Task to complete:
In the data below, find every line that has the string "JSON", and copy it.
____________
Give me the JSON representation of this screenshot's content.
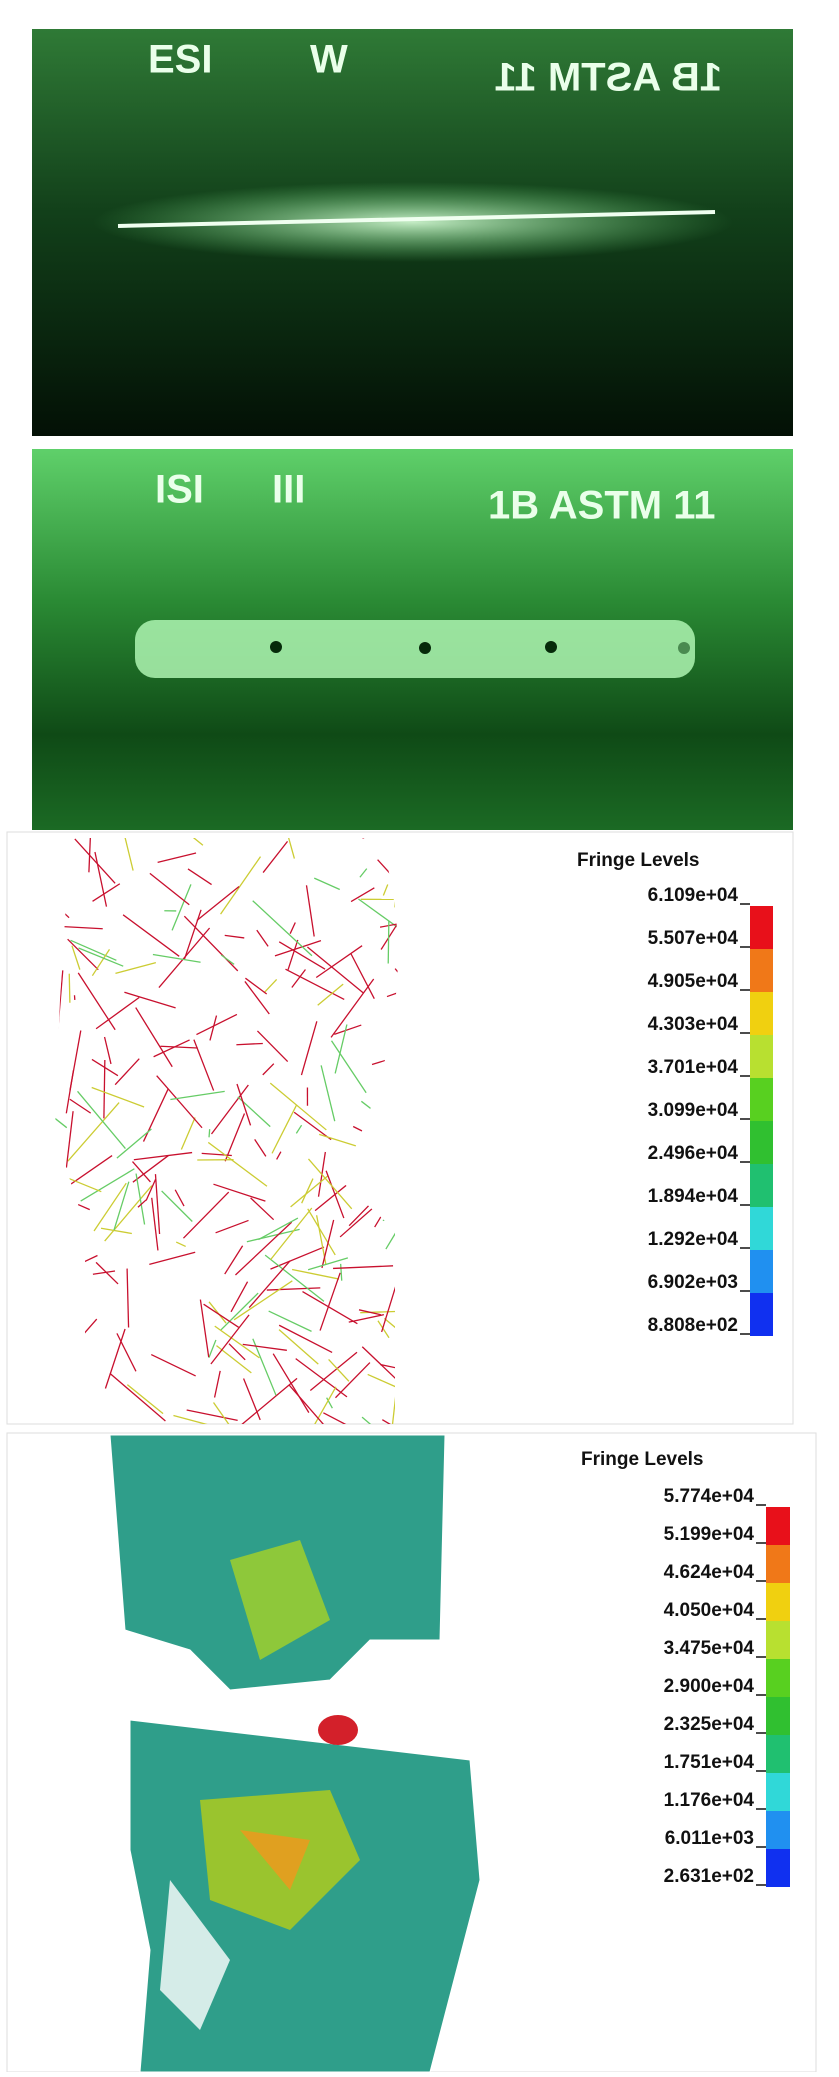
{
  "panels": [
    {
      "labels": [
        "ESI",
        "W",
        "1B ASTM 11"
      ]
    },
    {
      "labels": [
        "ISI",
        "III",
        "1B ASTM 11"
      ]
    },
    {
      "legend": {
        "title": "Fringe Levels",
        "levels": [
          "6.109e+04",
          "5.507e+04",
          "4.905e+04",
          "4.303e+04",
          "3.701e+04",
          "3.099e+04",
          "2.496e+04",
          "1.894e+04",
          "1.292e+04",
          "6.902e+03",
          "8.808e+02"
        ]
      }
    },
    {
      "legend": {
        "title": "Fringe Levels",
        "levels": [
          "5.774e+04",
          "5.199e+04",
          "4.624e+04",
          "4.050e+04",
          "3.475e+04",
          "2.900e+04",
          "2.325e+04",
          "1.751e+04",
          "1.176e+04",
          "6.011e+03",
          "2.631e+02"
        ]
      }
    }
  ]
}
____________
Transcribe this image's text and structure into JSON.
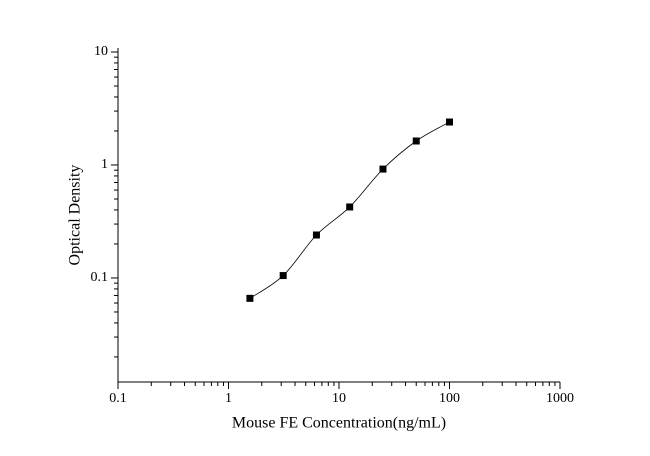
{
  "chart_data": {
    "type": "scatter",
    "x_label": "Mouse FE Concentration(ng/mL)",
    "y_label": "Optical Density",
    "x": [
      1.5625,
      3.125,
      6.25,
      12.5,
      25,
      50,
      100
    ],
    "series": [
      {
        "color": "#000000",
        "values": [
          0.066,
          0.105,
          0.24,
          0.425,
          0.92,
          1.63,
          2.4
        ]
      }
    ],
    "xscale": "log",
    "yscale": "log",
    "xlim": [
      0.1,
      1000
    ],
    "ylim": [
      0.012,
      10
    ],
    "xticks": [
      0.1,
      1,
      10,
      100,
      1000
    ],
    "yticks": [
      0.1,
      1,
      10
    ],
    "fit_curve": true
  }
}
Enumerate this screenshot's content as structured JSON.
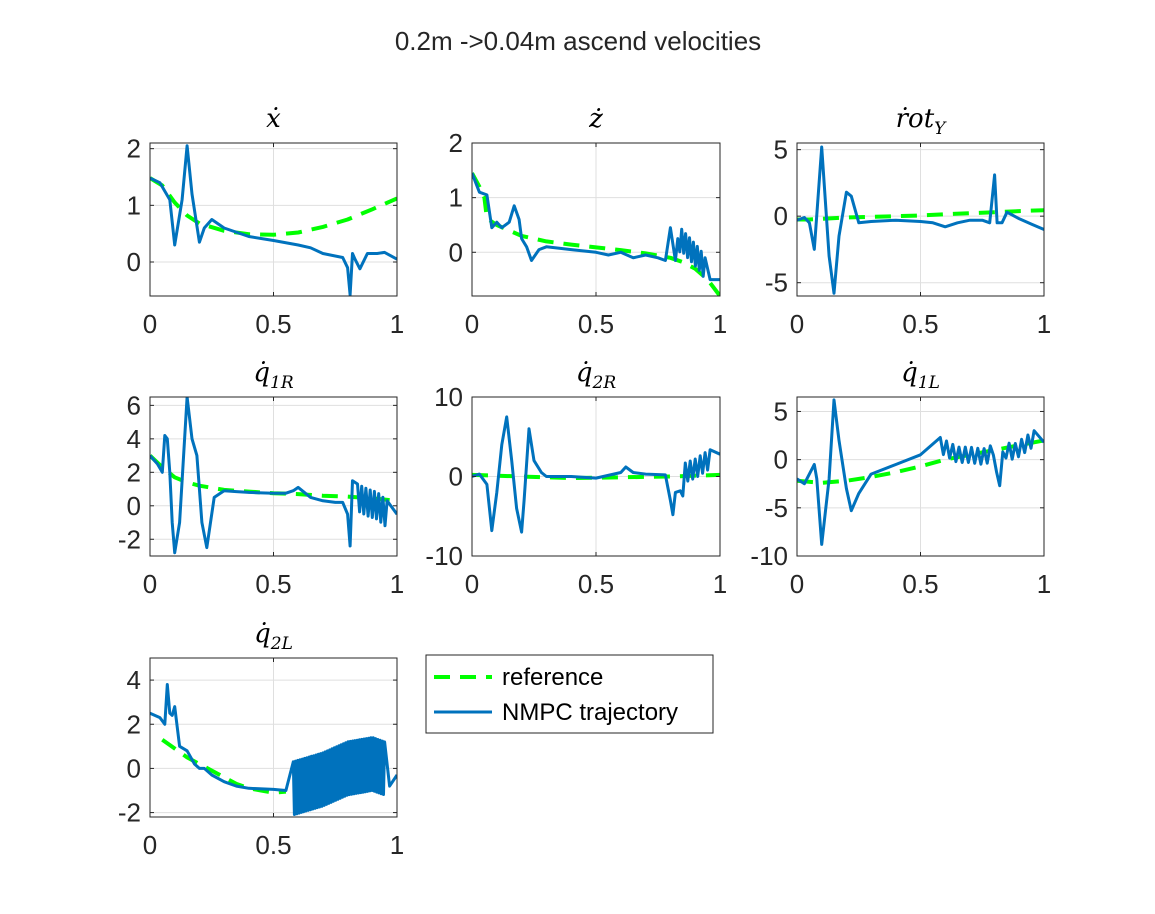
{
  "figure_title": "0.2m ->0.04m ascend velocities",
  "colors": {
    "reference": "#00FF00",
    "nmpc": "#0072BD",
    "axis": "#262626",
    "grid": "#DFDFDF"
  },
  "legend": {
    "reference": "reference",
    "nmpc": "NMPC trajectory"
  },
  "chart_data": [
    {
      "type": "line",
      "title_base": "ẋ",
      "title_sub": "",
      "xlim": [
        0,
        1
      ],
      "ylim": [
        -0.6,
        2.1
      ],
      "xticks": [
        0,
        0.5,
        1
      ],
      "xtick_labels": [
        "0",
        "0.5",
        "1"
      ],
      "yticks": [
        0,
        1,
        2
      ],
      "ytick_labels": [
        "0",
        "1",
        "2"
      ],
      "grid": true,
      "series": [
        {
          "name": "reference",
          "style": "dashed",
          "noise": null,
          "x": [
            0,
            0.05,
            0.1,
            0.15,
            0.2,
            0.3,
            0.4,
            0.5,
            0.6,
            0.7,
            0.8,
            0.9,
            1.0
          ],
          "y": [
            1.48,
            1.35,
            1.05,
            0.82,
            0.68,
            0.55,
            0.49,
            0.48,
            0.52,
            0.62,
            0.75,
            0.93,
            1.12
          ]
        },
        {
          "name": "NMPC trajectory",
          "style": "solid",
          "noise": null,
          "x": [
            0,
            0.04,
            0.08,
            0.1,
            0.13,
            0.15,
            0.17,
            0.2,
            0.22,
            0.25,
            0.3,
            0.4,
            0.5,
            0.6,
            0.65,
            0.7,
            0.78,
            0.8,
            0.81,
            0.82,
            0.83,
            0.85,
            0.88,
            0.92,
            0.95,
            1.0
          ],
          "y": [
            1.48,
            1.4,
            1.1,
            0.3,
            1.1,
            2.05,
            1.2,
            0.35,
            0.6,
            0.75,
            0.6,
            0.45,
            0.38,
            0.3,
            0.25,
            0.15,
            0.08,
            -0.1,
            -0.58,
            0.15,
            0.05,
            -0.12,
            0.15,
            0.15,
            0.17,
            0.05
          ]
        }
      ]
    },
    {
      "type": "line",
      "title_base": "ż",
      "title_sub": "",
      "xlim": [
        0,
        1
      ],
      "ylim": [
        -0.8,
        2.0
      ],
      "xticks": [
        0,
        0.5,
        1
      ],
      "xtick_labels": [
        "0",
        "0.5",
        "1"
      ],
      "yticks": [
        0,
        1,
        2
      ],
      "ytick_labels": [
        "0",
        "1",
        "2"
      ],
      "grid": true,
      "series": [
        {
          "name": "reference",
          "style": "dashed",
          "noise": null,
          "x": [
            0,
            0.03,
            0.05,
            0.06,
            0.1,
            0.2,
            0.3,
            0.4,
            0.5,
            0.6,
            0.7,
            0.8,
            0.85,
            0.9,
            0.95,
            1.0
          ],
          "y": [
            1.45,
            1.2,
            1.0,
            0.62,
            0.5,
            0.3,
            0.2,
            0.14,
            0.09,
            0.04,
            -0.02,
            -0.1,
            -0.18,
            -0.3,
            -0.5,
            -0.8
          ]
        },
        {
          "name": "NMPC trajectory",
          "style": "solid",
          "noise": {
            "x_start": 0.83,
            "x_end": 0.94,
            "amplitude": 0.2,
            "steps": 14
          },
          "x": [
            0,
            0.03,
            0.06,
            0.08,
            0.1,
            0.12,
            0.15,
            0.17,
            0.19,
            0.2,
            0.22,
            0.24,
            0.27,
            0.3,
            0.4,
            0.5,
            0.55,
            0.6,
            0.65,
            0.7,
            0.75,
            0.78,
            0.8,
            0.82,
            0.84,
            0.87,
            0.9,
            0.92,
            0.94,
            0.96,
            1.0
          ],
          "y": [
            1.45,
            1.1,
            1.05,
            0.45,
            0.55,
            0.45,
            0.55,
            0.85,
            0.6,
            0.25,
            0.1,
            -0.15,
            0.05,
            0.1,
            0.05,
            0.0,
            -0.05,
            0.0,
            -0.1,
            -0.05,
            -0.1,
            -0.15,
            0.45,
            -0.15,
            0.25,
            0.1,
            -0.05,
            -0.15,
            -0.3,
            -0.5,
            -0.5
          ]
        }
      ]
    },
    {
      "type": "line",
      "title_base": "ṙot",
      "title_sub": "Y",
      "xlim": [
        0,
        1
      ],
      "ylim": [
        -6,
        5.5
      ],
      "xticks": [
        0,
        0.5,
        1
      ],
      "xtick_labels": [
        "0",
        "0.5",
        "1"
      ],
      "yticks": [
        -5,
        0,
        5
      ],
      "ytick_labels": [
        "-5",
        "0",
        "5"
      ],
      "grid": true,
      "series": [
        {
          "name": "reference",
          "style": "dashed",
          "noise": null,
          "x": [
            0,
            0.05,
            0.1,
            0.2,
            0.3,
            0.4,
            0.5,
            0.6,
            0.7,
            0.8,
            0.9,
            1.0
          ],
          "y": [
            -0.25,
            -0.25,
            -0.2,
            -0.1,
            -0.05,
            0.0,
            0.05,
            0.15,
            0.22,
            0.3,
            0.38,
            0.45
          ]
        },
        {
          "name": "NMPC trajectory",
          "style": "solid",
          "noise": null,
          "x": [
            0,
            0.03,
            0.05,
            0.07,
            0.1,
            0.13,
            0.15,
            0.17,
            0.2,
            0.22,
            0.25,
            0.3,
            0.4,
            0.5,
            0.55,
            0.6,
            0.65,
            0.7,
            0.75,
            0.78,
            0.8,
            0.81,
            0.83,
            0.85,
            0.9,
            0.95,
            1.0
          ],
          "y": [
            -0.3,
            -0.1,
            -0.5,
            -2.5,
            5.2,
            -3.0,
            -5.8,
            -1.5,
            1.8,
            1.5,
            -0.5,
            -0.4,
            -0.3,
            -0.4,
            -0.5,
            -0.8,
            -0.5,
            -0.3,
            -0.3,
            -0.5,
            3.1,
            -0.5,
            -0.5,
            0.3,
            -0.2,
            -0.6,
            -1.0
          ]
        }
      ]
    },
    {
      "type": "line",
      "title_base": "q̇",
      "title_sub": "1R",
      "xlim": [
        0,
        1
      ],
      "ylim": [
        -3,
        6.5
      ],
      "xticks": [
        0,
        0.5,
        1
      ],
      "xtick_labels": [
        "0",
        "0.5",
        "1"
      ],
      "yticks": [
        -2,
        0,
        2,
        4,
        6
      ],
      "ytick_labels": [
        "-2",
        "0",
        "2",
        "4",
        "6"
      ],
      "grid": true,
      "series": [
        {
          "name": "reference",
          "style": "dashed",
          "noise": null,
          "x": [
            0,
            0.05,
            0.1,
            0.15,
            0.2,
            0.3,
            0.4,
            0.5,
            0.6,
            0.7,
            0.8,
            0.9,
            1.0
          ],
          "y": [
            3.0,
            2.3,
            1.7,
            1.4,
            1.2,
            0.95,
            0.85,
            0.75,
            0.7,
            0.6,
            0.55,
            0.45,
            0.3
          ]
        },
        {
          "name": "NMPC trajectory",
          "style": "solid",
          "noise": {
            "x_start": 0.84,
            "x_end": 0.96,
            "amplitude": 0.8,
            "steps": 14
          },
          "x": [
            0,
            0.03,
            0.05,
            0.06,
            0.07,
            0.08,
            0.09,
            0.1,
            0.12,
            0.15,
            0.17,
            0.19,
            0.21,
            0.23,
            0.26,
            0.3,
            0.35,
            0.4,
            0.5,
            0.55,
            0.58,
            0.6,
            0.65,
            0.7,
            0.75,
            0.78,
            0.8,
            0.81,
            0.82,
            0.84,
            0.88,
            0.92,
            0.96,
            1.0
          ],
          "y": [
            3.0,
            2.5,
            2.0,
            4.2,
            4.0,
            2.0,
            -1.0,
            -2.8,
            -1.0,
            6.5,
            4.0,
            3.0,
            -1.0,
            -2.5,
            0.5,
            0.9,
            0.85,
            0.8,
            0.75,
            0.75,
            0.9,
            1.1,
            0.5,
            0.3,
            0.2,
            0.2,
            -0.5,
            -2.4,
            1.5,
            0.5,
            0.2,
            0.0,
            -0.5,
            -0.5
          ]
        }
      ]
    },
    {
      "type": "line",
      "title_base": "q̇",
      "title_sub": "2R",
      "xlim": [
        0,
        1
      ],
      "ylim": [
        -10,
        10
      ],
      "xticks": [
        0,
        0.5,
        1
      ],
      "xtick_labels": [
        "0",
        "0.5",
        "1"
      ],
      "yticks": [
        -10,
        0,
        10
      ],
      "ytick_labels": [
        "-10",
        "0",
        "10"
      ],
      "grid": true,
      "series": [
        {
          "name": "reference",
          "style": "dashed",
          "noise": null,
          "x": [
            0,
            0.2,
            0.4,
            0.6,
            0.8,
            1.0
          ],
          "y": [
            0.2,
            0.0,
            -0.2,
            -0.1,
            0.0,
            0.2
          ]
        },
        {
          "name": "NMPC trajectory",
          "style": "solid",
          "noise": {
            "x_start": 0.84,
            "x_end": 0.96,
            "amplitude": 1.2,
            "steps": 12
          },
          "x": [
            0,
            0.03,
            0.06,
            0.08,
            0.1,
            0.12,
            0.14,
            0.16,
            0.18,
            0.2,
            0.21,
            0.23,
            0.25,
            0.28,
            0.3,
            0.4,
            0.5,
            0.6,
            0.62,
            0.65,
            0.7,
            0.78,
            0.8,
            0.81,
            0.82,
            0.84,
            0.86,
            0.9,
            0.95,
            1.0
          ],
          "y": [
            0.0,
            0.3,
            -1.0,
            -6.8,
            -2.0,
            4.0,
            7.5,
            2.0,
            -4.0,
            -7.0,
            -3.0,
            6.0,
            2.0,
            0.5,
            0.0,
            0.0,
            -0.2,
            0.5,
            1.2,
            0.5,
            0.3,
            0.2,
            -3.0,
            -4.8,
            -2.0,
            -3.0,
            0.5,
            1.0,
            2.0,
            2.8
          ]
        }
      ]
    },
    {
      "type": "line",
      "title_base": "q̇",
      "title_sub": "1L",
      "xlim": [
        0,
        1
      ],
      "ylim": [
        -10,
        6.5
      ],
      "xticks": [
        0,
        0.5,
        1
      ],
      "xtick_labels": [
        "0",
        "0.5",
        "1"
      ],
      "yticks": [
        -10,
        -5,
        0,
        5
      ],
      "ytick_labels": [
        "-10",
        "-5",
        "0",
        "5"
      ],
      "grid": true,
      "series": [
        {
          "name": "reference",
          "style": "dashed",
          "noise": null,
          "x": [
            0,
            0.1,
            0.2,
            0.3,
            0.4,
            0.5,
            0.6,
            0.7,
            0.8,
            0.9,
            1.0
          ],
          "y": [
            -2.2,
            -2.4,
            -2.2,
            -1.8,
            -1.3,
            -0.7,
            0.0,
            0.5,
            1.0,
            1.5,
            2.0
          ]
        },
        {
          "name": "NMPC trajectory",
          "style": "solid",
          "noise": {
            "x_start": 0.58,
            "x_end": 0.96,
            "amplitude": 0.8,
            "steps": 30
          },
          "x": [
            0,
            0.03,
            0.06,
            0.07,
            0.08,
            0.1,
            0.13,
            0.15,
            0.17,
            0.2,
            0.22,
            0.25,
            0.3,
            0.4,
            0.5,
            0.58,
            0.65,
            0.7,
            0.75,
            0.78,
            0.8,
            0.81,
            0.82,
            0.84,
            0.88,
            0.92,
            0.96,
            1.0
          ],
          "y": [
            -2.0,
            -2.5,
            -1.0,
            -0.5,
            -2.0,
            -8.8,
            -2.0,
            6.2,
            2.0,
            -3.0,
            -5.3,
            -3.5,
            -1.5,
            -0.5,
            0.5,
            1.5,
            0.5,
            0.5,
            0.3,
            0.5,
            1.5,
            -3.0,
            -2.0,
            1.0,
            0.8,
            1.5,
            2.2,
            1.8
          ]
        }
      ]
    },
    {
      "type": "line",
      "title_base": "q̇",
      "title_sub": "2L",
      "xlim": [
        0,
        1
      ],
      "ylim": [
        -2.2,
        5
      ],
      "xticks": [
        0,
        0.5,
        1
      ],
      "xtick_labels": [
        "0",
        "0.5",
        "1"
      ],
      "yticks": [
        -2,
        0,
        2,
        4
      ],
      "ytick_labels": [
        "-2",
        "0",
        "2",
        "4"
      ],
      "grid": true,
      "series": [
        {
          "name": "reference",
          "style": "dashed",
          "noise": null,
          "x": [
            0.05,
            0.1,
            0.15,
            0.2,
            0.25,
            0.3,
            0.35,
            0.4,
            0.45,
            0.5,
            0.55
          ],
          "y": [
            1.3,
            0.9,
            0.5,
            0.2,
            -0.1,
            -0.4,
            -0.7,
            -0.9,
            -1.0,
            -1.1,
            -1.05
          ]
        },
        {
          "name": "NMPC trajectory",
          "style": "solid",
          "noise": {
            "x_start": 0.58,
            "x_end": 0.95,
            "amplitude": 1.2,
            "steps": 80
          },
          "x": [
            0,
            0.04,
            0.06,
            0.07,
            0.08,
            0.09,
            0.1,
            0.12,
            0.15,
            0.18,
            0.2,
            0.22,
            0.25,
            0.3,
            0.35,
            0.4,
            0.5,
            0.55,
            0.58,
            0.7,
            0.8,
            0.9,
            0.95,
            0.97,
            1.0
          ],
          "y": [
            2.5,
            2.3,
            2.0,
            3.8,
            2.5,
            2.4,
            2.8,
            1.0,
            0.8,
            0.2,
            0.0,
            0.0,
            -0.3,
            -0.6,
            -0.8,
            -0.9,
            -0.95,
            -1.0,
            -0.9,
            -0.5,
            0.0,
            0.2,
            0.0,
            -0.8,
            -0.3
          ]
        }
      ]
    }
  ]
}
____________
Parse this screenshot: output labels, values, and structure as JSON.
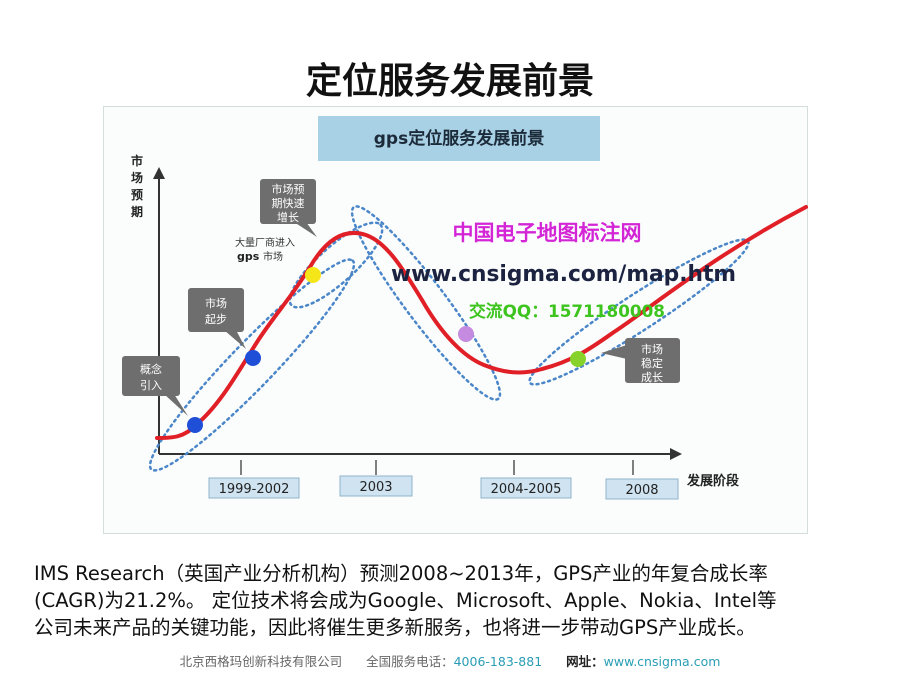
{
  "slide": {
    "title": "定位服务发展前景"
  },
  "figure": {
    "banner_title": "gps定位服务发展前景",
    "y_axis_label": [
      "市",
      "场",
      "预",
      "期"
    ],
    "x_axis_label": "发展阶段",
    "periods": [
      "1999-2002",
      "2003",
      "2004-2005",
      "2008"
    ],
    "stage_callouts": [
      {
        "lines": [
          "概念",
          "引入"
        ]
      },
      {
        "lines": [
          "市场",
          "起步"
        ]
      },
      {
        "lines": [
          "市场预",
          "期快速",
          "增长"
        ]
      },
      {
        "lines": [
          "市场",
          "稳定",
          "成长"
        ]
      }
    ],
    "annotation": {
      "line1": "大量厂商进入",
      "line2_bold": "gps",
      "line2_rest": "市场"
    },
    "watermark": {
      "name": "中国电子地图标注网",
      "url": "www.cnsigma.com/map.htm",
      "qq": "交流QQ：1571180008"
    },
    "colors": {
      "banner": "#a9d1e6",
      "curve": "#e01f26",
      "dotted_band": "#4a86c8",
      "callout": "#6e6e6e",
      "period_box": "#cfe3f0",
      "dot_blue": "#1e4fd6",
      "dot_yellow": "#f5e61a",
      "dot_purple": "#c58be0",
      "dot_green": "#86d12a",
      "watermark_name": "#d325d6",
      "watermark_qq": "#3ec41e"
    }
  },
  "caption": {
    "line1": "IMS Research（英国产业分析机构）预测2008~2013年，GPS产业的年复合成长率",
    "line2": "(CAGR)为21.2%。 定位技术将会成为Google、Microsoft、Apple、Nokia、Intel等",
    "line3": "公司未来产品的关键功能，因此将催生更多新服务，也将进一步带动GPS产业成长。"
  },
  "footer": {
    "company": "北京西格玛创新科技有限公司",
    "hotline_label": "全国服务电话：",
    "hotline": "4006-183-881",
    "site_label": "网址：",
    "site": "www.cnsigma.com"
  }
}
____________
Task response:
Give me the JSON representation of this screenshot's content.
Transcribe this image's text and structure into JSON.
Enumerate this screenshot's content as structured JSON.
Parse this screenshot: output labels, values, and structure as JSON.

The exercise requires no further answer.